Problem requirements —
Will you give every entry again exactly as it stands?

--- Start Extracted data ---

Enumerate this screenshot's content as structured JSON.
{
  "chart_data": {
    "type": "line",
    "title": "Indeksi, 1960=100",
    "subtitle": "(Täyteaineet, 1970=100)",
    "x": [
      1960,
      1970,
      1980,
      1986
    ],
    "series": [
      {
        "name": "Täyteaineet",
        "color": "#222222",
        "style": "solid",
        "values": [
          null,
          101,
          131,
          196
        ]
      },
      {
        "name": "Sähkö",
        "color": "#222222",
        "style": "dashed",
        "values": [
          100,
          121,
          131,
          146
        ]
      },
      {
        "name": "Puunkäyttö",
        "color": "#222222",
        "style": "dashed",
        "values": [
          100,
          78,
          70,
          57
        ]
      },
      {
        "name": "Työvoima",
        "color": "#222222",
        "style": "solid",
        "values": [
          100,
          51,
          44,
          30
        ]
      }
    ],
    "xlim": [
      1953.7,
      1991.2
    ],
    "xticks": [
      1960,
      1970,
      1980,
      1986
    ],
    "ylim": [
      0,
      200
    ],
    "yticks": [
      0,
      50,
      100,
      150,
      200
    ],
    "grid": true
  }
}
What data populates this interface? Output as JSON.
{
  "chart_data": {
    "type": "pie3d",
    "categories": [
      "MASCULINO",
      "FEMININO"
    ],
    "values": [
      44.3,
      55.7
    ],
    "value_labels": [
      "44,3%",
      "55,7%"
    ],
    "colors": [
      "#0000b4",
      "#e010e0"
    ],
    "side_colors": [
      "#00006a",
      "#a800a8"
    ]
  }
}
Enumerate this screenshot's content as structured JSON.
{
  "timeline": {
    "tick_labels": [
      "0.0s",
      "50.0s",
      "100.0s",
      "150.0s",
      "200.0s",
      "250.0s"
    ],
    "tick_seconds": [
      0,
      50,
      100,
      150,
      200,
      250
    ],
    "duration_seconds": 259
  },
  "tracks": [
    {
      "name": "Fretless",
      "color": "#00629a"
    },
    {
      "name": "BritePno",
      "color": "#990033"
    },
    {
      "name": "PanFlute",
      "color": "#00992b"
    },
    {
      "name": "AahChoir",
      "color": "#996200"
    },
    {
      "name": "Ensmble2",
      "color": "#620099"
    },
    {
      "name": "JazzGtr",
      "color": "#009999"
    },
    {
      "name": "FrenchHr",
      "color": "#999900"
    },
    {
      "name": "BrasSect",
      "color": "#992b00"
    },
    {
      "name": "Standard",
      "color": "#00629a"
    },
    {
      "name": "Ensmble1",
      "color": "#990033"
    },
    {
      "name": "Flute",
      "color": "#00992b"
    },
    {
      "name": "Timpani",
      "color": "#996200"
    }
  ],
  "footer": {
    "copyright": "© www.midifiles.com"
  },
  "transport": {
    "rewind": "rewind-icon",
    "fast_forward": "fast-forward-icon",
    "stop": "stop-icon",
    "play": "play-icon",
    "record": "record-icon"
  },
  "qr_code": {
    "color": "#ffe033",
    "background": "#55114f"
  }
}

--- End Extracted data ---

Solution to this task —
Enumerate this screenshot's content as structured JSON.
{
  "chart_data": {
    "type": "line",
    "title": "Indeksi, 1960=100",
    "subtitle": "(Täyteaineet, 1970=100)",
    "x": [
      1960,
      1970,
      1980,
      1986
    ],
    "series": [
      {
        "name": "Täyteaineet",
        "color": "#222222",
        "style": "solid",
        "values": [
          null,
          101,
          131,
          196
        ]
      },
      {
        "name": "Sähkö",
        "color": "#222222",
        "style": "dashed",
        "values": [
          100,
          121,
          131,
          146
        ]
      },
      {
        "name": "Puunkäyttö",
        "color": "#222222",
        "style": "dashed",
        "values": [
          100,
          78,
          70,
          57
        ]
      },
      {
        "name": "Työvoima",
        "color": "#222222",
        "style": "solid",
        "values": [
          100,
          51,
          44,
          30
        ]
      }
    ],
    "xlim": [
      1953.7,
      1991.2
    ],
    "xticks": [
      1960,
      1970,
      1980,
      1986
    ],
    "ylim": [
      0,
      200
    ],
    "yticks": [
      0,
      50,
      100,
      150,
      200
    ],
    "grid": true
  }
}
What data populates this interface? Output as JSON.
{
  "chart_data": {
    "type": "pie3d",
    "categories": [
      "MASCULINO",
      "FEMININO"
    ],
    "values": [
      44.3,
      55.7
    ],
    "value_labels": [
      "44,3%",
      "55,7%"
    ],
    "colors": [
      "#0000b4",
      "#e010e0"
    ],
    "side_colors": [
      "#00006a",
      "#a800a8"
    ]
  }
}
Enumerate this screenshot's content as structured JSON.
{
  "timeline": {
    "tick_labels": [
      "0.0s",
      "50.0s",
      "100.0s",
      "150.0s",
      "200.0s",
      "250.0s"
    ],
    "tick_seconds": [
      0,
      50,
      100,
      150,
      200,
      250
    ],
    "duration_seconds": 259
  },
  "tracks": [
    {
      "name": "Fretless",
      "color": "#00629a"
    },
    {
      "name": "BritePno",
      "color": "#990033"
    },
    {
      "name": "PanFlute",
      "color": "#00992b"
    },
    {
      "name": "AahChoir",
      "color": "#996200"
    },
    {
      "name": "Ensmble2",
      "color": "#620099"
    },
    {
      "name": "JazzGtr",
      "color": "#009999"
    },
    {
      "name": "FrenchHr",
      "color": "#999900"
    },
    {
      "name": "BrasSect",
      "color": "#992b00"
    },
    {
      "name": "Standard",
      "color": "#00629a"
    },
    {
      "name": "Ensmble1",
      "color": "#990033"
    },
    {
      "name": "Flute",
      "color": "#00992b"
    },
    {
      "name": "Timpani",
      "color": "#996200"
    }
  ],
  "footer": {
    "copyright": "© www.midifiles.com"
  },
  "transport": {
    "rewind": "rewind-icon",
    "fast_forward": "fast-forward-icon",
    "stop": "stop-icon",
    "play": "play-icon",
    "record": "record-icon"
  },
  "qr_code": {
    "color": "#ffe033",
    "background": "#55114f"
  }
}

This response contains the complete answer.